Children of Dune Book Review

Children of Dune is the third & final entry in Frank Herbert’s self-styled ‘magnificent Dune trilogy’ (confusingly, he did of course go on to write three more Dune books).

And, for the most part, Children of Dune represents a return to form after the breathtakingly uninteresting Dune Messiah.

A host of exciting characters from the original Dune novel return, whilst new characters such as Paul’s Atreides’s children, Leto II and Ghanima, are surprise highlights.

Meanwhile, the Atreides reign of Arrakis is beginning to wane – their influence spent.

Herbert’s writing style continues to frustrate, however – often getting in the way of what is a decent story.

End of an Era

There’s a sombre undertone to Children of Dune. House Atreides is weary in the absence of its leader Paul Muad’dib, whilst the planet Dune itself has been altered irreversibly from an endless desert to lush greenery.

Liet Kynes’s dream of a Dune full of water, plants, and vitality has come to fruition, but it’s all gone horribly wrong. Dune’s worms are dying, fenced in by the little remaining desert. The all important Spice therefore, is in increasingly short supply.

Meanwhile, the cult of Muad’dib has been corrupted, co-opted by opportunists, merchandise sellers, and other untrustworthy riff-raff.

:: TASKS FOR THIS EXERCISE ::
[A] According to the Children of Dune review, what is happening to Dune's worms?
[B] For each statement, say whether the Children of Dune review agrees with it, quoting the words of the review that decide it. (i) The review calls Dune Messiah uninteresting. (ii) In Children of Dune, the planet Dune is still an endless desert. (iii) The reviewer praises Herbert's writing style.
[C] Go on with the Children of Dune review, starting after its last sentence.

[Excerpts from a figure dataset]

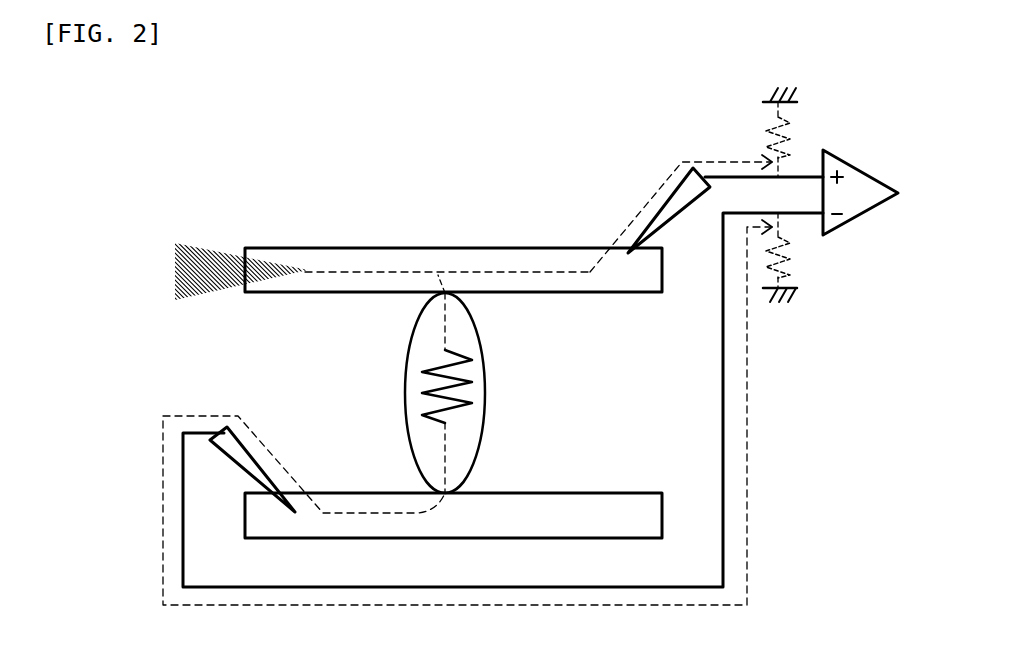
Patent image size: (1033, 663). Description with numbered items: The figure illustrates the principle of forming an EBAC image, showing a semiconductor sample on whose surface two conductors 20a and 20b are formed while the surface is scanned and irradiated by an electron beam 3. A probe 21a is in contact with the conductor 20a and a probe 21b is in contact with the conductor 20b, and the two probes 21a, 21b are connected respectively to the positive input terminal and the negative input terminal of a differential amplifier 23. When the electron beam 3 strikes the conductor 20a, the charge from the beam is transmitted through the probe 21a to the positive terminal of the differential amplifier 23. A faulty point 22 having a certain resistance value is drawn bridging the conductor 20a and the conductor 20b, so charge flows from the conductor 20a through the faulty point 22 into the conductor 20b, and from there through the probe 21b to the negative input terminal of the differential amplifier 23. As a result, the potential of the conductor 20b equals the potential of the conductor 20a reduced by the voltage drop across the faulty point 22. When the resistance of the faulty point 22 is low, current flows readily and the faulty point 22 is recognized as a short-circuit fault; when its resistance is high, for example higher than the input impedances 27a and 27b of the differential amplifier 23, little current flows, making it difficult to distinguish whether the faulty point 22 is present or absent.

The electron beam 3 is at (203, 250).
The conductor 20a is at (305, 248).
The conductor 20b is at (553, 492).
The probe 21a is at (692, 163).
The probe 21b is at (228, 430).
The faulty point 22 is at (408, 362).
The differential amplifier 23 is at (862, 173).
The input impedance 27a is at (788, 128).
The input impedance 27b is at (790, 263).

:: ANSWERS FOR THIS EXERCISE ::
[A] They are dying, fenced in by the little remaining desert.

[B]
(i) Yes: "the breathtakingly uninteresting Dune Messiah"
(ii) No: "has been altered irreversibly from an endless desert to lush greenery"
(iii) No: "Herbert’s writing style continues to frustrate"

[C]
Verily, is Children of Dune an end of an era. It’s nostalgic for a long-forgotten past, as the new slowly, reluctantly, erases the old. This ennui permeates through the novel, and it’s a tone that works really well.

Herbert’s third novel also manages to strike a solid balance between its two predecessors.

It succeeds in being an intellectual book (which Dune Messiah largely fails) whilst telling a compelling story not dissimilar to the first book. Leto’s II’s own journey mirrors his father’s, providing some great callbacks to the original novel.

And whilst it’s not perfect, Children of Dune provides a satisfying end to the trilogy, echoing elements of a Shakespearean tragedy.

Herbert's Writing Style Still Frustrates

Herbert is a frustrating writer. 

He’s highly intellectual, clearly, and as a big fan of philosophical novels, I can respect that. But he has a tendency to let esoteric ideas and tyrannical prose get in the way of the story & world-building.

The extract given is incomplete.